--- START ---

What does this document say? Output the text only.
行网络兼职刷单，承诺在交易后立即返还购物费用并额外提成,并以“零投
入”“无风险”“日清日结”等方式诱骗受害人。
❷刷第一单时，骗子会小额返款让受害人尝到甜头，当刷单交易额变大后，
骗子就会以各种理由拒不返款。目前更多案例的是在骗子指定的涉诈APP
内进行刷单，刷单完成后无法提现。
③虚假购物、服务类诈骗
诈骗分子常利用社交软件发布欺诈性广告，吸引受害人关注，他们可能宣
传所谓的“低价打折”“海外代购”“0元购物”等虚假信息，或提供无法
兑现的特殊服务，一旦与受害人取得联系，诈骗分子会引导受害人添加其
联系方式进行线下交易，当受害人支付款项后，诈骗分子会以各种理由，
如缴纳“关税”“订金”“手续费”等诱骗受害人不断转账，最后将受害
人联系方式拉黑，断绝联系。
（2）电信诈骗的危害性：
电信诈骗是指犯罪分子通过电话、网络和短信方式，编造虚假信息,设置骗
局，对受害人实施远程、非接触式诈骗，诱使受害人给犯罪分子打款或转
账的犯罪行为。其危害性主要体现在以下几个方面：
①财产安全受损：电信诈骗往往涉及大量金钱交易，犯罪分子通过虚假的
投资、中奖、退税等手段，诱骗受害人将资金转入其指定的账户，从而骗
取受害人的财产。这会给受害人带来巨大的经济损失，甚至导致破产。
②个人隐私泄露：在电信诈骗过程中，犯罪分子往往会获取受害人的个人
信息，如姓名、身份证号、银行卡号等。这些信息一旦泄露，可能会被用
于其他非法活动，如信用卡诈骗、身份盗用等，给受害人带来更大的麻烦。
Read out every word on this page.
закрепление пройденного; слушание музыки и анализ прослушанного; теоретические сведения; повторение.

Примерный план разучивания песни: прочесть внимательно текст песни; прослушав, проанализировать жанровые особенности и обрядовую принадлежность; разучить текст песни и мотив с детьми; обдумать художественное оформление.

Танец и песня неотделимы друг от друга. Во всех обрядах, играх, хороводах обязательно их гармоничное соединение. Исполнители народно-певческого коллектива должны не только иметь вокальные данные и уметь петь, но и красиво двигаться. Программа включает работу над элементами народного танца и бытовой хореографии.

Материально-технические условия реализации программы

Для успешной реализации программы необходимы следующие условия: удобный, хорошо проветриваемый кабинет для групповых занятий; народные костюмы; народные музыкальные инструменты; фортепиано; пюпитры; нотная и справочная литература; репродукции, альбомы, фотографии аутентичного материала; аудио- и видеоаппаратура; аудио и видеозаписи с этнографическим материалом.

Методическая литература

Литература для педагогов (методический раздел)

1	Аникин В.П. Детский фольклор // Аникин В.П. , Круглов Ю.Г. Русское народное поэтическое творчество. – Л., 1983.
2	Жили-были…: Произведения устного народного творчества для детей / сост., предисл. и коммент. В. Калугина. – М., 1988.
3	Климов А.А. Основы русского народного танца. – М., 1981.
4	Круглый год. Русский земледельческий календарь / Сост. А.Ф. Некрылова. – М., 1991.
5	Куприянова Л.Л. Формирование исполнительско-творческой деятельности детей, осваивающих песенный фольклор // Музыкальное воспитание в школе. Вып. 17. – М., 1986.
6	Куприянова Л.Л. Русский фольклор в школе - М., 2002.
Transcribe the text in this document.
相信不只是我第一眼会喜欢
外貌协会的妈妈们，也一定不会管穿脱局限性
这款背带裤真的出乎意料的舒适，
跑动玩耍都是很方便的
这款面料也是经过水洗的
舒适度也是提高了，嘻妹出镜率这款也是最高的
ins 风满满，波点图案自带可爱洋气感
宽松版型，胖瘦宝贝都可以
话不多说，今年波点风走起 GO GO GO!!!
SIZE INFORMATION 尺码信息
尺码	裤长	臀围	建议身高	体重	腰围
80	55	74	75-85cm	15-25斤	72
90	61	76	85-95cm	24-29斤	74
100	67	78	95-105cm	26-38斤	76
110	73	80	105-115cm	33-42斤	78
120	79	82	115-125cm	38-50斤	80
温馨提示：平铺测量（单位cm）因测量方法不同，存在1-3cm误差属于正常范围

--- END ---

Exercise brief:
Show, from the material above, each line that includes the string "Русский".

Worked answer:
4	Круглый год. Русский земледельческий календарь / Сост. А.Ф. Некрылова. – М., 1991.
6	Куприянова Л.Л. Русский фольклор в школе - М., 2002.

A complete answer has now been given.